- Location of Coburg (south) and Gotha (north) within the German Empire
- Coburg (southernmost of the 2 large medium-green areas) within the Thuringian states
- Capital: Coburg
- • Coordinates: 50°16′10″N 10°58′20″E﻿ / ﻿50.26944°N 10.97222°E
- • 1919: 562 km^{2} (217 sq mi)
- • 1919: 74,340
- • Type: Republic
- Historical era: Interwar period
- • Established: 1918
- • Disestablished: 1920
| Preceded by | Succeeded by |
| / Saxe-Coburg and Gotha | Free State of Bavaria / |
- Today part of: Germany

= Free State of Coburg =

German state (1918–1920)

The Free State of Coburg (Freistaat Coburg) was a small, short-lived (1918–1920) central German state during the early years of the Weimar Republic. It was formed following the dissolution of the Duchy of Saxe-Coburg and Gotha during the German revolution of 1918–1919. Duke Charles Edward abdicated, and Coburg separated from Saxe-Gotha due in large part to political differences with its more radical neighbor. After Coburg's peaceful transition to a republican government, the majority of the population rejected a union with Thuringia, and Coburg merged instead with Bavaria on 1 July 1920.

== Predecessor state ==
The predecessor of the Free State of Coburg was the Duchy of Saxe-Coburg and Gotha. It was initially a double duchy, ruled in personal union, but with the enactment of the Constitution of 1852, the tie became a real union. The duchy from that point shared state ministers and had a common Landtag (state legislature), 11 of whose members represented Coburg and 19 Gotha. Saxe-Coburg and Gotha became a constituent state of the German Empire in 1871, with two seats in the Reichstag and one in the Bundesrat. Its last ruler was Duke Charles Edward (1900–1918).

▶ [List of tasks]:
a: According to the article on the Free State of Coburg, on what date did Coburg merge with Bavaria?
b: Pick up the article on the Free State of Coburg after its final sentence and keep writing.

▶ [Supplied data]:
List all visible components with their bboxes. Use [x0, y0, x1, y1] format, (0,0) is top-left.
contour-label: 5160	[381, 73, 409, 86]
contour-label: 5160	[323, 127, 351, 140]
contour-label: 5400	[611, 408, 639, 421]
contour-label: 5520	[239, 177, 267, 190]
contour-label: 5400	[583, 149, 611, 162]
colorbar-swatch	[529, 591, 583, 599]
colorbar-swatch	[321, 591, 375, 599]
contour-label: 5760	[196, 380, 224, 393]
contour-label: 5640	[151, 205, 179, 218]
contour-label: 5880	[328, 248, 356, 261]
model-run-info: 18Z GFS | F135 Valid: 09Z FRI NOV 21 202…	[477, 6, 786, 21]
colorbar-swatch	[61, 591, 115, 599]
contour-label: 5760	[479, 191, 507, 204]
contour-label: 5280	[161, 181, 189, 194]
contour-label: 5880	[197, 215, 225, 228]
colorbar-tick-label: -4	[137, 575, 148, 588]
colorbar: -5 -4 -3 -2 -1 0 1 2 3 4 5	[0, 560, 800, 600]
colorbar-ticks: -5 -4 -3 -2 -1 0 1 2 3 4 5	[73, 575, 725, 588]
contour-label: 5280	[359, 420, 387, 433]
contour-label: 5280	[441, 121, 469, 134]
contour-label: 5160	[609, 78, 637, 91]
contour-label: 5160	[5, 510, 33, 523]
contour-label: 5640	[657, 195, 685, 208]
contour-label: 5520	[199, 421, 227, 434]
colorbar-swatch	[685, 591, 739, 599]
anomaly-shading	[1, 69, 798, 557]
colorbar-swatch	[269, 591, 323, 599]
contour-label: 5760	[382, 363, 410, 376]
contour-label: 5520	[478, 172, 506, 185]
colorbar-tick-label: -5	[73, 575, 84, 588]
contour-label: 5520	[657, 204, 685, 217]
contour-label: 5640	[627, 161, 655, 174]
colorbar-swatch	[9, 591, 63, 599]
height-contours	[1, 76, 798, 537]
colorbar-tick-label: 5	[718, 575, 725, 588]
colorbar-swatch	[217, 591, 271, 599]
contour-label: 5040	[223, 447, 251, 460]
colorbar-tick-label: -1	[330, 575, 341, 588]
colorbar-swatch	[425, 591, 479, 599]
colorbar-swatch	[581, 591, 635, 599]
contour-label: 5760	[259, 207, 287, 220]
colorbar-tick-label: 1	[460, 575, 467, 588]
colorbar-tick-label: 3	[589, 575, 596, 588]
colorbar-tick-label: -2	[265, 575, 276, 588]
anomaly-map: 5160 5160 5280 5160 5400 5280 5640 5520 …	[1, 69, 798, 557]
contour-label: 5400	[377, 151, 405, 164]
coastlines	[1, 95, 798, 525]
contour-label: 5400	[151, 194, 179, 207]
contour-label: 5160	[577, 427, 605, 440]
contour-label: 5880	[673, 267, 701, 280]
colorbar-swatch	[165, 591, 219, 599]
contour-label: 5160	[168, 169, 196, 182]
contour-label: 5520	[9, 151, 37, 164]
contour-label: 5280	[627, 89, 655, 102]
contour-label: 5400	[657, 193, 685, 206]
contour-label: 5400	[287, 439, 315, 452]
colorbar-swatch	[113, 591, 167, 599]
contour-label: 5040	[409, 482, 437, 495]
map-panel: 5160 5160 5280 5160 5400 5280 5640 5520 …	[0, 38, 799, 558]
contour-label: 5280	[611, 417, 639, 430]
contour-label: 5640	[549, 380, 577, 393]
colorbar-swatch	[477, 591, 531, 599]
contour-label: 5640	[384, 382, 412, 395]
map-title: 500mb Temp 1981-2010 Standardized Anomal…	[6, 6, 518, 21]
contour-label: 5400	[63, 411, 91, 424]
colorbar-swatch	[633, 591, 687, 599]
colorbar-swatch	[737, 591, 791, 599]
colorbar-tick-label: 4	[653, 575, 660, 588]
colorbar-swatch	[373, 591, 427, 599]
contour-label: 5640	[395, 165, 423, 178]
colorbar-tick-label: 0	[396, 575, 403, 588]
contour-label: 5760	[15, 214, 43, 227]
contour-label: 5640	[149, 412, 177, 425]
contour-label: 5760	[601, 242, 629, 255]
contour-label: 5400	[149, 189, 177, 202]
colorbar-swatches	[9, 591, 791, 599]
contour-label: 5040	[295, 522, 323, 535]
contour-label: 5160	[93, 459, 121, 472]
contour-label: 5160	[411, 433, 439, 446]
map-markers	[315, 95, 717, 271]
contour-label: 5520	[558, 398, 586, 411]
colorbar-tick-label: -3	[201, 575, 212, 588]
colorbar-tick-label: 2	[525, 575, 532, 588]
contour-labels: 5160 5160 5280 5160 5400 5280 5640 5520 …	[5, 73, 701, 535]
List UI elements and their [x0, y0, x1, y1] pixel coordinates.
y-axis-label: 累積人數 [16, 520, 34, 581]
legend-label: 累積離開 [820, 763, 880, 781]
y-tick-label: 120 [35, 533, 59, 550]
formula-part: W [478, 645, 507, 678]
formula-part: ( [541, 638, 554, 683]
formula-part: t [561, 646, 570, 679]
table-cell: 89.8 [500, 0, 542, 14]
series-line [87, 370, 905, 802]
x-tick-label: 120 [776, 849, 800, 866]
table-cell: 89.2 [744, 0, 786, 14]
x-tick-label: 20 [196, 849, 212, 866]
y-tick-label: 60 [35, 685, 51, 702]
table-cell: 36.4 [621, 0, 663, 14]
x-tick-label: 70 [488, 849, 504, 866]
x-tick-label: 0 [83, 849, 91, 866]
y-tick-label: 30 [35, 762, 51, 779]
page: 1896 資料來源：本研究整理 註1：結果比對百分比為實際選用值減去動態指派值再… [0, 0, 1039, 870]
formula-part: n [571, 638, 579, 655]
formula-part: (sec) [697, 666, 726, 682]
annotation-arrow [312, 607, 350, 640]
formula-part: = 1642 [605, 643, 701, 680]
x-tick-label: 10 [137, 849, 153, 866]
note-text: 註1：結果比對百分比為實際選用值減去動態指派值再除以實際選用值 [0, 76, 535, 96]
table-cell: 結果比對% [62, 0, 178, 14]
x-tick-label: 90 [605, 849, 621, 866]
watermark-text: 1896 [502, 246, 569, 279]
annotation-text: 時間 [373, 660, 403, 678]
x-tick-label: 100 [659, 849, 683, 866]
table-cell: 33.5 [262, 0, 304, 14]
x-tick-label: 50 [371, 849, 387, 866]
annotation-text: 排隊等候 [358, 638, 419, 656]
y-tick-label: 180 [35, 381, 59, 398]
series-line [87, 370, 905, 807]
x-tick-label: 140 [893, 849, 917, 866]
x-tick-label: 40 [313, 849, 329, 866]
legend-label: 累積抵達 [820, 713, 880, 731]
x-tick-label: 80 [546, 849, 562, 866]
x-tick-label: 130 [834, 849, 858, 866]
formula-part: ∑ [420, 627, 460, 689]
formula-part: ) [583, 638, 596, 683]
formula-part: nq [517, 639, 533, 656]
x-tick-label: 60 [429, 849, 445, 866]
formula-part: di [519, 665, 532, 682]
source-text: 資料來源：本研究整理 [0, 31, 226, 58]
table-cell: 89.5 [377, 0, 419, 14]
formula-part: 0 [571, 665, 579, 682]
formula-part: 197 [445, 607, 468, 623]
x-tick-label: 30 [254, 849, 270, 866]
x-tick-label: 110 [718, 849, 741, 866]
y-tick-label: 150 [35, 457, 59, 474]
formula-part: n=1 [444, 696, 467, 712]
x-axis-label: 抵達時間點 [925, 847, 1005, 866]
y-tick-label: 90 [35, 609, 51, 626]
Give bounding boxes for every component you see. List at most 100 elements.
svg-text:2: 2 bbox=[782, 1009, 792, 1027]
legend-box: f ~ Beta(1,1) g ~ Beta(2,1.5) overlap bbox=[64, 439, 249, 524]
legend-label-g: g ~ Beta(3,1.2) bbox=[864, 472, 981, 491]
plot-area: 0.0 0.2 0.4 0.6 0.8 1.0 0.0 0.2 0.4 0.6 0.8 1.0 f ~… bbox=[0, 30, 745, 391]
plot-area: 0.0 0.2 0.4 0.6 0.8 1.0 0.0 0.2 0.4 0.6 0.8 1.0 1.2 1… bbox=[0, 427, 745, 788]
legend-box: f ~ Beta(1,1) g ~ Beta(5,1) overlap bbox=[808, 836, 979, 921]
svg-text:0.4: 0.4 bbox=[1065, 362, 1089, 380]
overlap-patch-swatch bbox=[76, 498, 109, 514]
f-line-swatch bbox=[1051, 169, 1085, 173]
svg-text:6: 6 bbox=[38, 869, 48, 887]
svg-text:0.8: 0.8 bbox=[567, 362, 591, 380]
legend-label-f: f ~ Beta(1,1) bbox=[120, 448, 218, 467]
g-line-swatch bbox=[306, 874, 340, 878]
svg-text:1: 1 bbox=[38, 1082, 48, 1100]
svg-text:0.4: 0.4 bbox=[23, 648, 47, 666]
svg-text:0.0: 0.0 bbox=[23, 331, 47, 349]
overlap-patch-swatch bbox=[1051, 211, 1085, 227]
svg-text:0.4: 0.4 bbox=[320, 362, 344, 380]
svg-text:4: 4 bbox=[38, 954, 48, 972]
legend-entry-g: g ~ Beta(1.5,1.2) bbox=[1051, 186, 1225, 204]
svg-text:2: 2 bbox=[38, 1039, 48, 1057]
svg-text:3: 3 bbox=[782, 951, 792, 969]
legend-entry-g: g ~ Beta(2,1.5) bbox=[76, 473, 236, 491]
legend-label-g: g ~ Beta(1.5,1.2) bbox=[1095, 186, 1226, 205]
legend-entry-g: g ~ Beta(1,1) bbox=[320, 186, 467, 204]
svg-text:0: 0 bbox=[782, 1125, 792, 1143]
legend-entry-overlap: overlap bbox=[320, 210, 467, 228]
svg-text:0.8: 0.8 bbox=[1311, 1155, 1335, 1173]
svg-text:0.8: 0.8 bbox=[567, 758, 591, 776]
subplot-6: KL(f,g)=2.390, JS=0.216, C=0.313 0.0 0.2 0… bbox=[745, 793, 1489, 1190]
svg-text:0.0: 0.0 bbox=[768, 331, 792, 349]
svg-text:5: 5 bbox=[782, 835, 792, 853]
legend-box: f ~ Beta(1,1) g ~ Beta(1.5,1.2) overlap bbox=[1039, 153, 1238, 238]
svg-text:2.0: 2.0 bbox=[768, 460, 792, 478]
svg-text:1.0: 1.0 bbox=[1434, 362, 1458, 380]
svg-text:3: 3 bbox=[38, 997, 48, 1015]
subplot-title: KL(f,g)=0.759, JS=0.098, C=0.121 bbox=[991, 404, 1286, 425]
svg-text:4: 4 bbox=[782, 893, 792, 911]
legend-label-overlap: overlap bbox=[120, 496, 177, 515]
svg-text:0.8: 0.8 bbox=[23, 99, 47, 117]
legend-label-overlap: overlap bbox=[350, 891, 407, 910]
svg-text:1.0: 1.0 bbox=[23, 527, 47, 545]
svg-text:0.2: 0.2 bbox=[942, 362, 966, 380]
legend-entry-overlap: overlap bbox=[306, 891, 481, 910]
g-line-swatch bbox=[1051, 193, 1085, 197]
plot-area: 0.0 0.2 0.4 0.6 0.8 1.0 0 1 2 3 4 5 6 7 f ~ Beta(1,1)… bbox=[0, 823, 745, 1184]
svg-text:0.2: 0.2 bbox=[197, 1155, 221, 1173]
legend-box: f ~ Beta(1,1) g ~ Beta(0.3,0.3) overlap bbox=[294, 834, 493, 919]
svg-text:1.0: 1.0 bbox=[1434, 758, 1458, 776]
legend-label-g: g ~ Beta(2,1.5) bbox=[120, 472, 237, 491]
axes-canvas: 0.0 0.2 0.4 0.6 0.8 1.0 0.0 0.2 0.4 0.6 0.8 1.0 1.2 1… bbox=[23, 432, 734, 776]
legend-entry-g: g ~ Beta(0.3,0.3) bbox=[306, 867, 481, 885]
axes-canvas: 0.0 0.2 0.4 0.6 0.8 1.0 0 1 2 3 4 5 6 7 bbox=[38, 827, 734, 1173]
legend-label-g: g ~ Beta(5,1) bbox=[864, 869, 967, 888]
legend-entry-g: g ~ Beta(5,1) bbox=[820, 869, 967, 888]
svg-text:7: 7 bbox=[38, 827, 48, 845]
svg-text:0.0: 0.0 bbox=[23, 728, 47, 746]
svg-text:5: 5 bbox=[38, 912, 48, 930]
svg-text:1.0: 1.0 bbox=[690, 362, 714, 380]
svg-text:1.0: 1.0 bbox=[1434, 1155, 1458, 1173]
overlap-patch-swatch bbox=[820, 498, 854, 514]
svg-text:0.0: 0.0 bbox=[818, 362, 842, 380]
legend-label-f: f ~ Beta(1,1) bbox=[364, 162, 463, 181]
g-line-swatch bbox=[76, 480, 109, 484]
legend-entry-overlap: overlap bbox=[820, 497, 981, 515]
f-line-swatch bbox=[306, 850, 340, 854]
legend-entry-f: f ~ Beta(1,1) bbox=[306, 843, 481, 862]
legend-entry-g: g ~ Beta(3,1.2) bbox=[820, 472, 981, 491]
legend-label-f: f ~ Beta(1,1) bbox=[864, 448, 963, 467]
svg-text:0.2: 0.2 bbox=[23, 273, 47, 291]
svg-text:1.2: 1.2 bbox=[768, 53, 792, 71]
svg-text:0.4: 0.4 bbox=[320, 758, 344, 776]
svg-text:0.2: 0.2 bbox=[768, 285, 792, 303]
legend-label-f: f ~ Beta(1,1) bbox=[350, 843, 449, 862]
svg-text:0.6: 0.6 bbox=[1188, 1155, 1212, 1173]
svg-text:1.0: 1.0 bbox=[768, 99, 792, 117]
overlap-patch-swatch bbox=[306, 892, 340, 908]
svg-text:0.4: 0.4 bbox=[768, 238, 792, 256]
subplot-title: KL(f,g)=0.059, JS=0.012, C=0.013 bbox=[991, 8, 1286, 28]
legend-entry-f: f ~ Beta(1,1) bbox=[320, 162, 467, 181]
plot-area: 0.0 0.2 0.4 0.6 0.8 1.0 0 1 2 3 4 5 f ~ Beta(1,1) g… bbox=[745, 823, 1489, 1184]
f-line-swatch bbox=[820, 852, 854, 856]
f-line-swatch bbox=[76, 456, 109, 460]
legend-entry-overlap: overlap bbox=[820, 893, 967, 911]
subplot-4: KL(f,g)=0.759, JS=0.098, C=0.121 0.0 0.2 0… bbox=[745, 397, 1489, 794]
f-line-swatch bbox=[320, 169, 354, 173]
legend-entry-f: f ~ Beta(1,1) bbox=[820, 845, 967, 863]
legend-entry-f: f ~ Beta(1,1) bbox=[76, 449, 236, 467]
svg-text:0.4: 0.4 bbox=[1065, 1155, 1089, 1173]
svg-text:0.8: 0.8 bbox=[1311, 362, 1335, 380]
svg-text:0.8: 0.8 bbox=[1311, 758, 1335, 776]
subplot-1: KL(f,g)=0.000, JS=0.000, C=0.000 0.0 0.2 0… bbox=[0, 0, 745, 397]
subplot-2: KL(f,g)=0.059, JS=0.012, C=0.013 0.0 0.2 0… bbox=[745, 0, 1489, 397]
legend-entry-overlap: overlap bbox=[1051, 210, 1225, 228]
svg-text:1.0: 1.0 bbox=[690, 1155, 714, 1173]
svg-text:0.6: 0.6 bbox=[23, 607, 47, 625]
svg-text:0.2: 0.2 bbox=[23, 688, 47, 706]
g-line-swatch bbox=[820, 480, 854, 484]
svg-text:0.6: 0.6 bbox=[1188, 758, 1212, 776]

▶ [Expected outputs]:
a: 1 July 1920

b:
== Revolution of 1918 ==
The Duchy of Saxe-Coburg and Gotha broke apart during the revolution of 1918–1919, which brought down the German Empire and all of Germany's royal houses at the end of World War I. The revolution began at the end of October 1918 with a sailors' mutiny at Kiel. The rebellious sailors set up a workers' and soldiers' council and in early November spread the revolt across the rest of Germany. Emperor Wilhelm II fled to Holland on 10 November, and councils quickly took power from the existing military, royal and civil authorities with little resistance or bloodshed.

The revolution reached Saxe-Coburg and Gotha on 8 November 1918 when soldiers at Gotha's military airfield set up a workers' and soldiers' council with the support of Gotha Reichstag member Wilhelm Bock. The next day, on Gotha's main market square, Bock proclaimed the council to be the provisional government of the new Gotha Republic and declared Duke Charles Edward deposed. A council of the people's deputies, all of whose members belonged to the radical left Independent Social Democratic Party (USPD), then took control in Gotha.

The situation in Coburg developed less dramatically. On 9 November a soldiers' council was formed, but only in response to orders from the acting Army General Command in Kassel. The council was led by Reinhold Artmann of the moderate Social Democratic Party (SPD). A formal workers' council, headed by Johann Stegner, also a member of the SPD, was not set up until 12 November. Until then the workers were represented by a provisional committee.

On 11 November a demonstration in Coburg organized by the SPD took place peacefully. Lieutenant Colonel Hans von Erffa, commander of the army reserve battalion stationed in the city, resigned at the request of the workers' and soldiers' representatives. The mayor of Coburg, confronted with the demand that he allow the representatives to oversee the city administration, quickly agreed. At the state ministry, however, Hermann Quarck and Ernst Fritsch refused to recognize the revolutionary committees but agreed to cooperate with them while remaining in control of the state government.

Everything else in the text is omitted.